— start of Input rows —

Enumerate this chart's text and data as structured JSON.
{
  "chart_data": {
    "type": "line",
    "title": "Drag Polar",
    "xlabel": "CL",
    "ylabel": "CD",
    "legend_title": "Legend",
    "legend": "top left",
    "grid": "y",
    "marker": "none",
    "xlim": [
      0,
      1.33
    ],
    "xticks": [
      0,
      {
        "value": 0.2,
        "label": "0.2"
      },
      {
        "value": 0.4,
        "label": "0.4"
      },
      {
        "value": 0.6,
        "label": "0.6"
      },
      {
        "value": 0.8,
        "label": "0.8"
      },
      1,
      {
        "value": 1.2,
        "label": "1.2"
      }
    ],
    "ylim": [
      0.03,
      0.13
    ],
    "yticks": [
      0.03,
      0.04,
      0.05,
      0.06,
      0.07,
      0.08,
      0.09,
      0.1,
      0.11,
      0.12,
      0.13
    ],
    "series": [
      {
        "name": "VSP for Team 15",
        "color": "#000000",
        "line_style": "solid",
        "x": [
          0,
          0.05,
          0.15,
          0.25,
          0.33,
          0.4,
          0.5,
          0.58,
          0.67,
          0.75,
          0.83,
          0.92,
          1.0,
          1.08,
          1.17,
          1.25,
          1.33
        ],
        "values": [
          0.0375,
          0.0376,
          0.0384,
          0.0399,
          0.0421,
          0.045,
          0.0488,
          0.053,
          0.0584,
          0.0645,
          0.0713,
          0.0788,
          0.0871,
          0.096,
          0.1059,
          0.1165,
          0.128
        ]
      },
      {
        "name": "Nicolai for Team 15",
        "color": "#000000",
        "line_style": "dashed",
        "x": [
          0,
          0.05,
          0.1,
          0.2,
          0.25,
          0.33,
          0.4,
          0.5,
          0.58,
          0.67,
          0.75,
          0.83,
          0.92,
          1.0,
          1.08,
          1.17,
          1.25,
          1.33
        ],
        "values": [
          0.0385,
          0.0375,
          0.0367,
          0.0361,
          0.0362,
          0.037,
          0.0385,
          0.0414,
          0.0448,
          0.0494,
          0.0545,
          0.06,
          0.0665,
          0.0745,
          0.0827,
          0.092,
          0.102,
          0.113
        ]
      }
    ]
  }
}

— end of Input rows —

### [Objective]
The records above should be repeated in full, exactly as given.

### [Result of the exercise]
Enumerate this chart's text and data as structured JSON.
{
  "chart_data": {
    "type": "line",
    "title": "Drag Polar",
    "xlabel": "CL",
    "ylabel": "CD",
    "legend_title": "Legend",
    "legend": "top left",
    "grid": "y",
    "marker": "none",
    "xlim": [
      0,
      1.33
    ],
    "xticks": [
      0,
      {
        "value": 0.2,
        "label": "0.2"
      },
      {
        "value": 0.4,
        "label": "0.4"
      },
      {
        "value": 0.6,
        "label": "0.6"
      },
      {
        "value": 0.8,
        "label": "0.8"
      },
      1,
      {
        "value": 1.2,
        "label": "1.2"
      }
    ],
    "ylim": [
      0.03,
      0.13
    ],
    "yticks": [
      0.03,
      0.04,
      0.05,
      0.06,
      0.07,
      0.08,
      0.09,
      0.1,
      0.11,
      0.12,
      0.13
    ],
    "series": [
      {
        "name": "VSP for Team 15",
        "color": "#000000",
        "line_style": "solid",
        "x": [
          0,
          0.05,
          0.15,
          0.25,
          0.33,
          0.4,
          0.5,
          0.58,
          0.67,
          0.75,
          0.83,
          0.92,
          1.0,
          1.08,
          1.17,
          1.25,
          1.33
        ],
        "values": [
          0.0375,
          0.0376,
          0.0384,
          0.0399,
          0.0421,
          0.045,
          0.0488,
          0.053,
          0.0584,
          0.0645,
          0.0713,
          0.0788,
          0.0871,
          0.096,
          0.1059,
          0.1165,
          0.128
        ]
      },
      {
        "name": "Nicolai for Team 15",
        "color": "#000000",
        "line_style": "dashed",
        "x": [
          0,
          0.05,
          0.1,
          0.2,
          0.25,
          0.33,
          0.4,
          0.5,
          0.58,
          0.67,
          0.75,
          0.83,
          0.92,
          1.0,
          1.08,
          1.17,
          1.25,
          1.33
        ],
        "values": [
          0.0385,
          0.0375,
          0.0367,
          0.0361,
          0.0362,
          0.037,
          0.0385,
          0.0414,
          0.0448,
          0.0494,
          0.0545,
          0.06,
          0.0665,
          0.0745,
          0.0827,
          0.092,
          0.102,
          0.113
        ]
      }
    ]
  }
}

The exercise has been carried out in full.